Dataset items:
..........

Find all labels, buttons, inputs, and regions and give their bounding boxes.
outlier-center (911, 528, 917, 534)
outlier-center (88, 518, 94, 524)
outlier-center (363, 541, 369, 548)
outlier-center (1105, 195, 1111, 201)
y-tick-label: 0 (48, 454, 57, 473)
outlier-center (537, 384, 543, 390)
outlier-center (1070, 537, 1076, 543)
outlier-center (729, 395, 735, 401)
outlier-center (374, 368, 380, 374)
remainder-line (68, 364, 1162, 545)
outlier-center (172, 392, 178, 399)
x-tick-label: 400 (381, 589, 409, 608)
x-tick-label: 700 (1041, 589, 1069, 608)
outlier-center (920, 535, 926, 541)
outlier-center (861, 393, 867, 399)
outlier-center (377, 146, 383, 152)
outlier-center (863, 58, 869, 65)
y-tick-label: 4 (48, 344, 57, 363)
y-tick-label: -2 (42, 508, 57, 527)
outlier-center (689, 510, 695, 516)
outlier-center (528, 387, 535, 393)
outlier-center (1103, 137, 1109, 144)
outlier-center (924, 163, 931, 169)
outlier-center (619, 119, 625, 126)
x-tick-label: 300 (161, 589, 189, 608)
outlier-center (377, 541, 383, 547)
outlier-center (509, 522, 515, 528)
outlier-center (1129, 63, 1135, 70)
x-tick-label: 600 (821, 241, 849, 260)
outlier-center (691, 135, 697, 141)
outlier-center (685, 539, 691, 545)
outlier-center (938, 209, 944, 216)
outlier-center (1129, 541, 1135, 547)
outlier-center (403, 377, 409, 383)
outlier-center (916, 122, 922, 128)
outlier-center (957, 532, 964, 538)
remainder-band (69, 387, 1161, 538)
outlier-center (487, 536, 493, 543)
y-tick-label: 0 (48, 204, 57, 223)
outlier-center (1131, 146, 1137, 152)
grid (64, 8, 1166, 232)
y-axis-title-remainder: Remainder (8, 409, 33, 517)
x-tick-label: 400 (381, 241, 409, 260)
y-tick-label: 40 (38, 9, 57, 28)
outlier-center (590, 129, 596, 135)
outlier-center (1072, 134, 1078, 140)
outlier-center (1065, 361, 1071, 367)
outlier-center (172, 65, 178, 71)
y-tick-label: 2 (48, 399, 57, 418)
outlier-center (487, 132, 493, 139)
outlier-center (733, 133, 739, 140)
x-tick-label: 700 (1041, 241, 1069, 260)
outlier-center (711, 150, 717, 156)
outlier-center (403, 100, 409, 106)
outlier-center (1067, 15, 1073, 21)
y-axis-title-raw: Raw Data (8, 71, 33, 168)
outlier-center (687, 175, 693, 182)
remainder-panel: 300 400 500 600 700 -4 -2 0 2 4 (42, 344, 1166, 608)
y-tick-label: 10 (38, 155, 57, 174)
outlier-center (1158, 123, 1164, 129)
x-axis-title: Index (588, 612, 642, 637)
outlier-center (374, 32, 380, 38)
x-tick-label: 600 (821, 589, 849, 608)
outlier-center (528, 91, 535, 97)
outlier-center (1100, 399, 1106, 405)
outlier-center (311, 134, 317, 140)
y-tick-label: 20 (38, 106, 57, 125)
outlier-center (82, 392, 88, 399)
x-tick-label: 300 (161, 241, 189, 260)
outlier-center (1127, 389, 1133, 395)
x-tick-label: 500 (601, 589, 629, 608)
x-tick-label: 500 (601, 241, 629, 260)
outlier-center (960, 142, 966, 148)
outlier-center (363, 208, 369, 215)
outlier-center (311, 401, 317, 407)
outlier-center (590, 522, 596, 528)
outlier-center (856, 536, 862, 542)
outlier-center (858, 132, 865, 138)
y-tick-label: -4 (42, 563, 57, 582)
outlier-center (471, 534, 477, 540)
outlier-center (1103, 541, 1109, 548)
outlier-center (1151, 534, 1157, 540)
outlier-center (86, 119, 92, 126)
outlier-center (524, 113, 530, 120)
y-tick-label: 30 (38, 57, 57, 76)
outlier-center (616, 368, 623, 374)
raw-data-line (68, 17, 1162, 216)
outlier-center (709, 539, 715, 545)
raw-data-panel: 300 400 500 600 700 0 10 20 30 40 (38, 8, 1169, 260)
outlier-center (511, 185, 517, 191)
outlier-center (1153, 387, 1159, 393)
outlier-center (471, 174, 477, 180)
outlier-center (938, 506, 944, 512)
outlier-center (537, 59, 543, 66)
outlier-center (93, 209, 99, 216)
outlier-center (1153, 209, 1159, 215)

..........

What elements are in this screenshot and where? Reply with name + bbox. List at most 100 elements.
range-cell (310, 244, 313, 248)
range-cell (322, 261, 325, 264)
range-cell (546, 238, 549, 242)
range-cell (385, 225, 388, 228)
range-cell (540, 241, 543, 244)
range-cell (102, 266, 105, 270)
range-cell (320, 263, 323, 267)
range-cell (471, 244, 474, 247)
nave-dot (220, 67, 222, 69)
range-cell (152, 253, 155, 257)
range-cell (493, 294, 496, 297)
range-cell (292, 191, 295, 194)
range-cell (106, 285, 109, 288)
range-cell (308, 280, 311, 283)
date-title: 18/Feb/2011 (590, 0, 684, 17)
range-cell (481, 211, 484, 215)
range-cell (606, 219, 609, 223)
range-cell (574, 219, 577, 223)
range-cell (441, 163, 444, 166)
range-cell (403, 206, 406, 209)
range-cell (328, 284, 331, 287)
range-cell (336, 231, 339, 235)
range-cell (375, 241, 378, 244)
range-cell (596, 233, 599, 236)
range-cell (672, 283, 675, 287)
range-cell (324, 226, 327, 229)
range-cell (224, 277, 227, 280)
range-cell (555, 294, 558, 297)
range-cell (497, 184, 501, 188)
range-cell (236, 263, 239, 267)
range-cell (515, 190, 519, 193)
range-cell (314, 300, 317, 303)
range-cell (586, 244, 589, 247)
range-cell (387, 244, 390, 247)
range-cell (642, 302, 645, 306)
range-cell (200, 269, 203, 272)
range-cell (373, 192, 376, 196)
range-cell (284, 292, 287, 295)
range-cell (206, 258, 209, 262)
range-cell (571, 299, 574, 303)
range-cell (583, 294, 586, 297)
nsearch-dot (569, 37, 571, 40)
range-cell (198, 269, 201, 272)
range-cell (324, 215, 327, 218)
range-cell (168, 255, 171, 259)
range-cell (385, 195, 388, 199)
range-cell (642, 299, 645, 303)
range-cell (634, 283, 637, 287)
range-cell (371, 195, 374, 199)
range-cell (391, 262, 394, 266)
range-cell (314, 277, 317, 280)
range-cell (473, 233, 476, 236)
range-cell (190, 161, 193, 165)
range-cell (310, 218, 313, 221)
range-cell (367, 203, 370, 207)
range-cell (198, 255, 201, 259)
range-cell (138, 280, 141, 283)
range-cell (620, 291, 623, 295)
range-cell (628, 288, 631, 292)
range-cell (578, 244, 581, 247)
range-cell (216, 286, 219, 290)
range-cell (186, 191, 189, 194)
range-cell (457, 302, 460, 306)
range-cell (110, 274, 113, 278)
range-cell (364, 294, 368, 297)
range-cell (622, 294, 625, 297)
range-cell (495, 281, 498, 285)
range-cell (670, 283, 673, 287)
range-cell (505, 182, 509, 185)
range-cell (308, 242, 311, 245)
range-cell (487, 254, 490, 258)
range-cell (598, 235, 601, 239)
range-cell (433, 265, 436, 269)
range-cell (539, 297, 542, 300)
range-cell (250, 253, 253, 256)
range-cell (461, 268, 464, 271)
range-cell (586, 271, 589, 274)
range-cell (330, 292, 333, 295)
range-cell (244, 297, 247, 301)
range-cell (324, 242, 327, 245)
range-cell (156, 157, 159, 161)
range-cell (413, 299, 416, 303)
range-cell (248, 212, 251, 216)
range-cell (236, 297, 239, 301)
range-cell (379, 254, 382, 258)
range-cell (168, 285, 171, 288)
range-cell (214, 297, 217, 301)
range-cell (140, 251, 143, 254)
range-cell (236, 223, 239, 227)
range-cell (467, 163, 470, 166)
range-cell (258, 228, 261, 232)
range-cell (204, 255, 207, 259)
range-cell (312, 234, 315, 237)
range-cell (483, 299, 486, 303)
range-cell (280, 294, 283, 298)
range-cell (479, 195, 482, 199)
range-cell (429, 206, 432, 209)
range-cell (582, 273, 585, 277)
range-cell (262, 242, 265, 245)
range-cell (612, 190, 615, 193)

..........

Please copy the lines of the listing word for word, beginning at the line that has "Find all labels, buttons, inputs, and" and stopping after the line that has "outlier-center (172, 392, 178, 399)".

Find all labels, buttons, inputs, and regions and give their bounding boxes.
outlier-center (911, 528, 917, 534)
outlier-center (88, 518, 94, 524)
outlier-center (363, 541, 369, 548)
outlier-center (1105, 195, 1111, 201)
y-tick-label: 0 (48, 454, 57, 473)
outlier-center (537, 384, 543, 390)
outlier-center (1070, 537, 1076, 543)
outlier-center (729, 395, 735, 401)
outlier-center (374, 368, 380, 374)
remainder-line (68, 364, 1162, 545)
outlier-center (172, 392, 178, 399)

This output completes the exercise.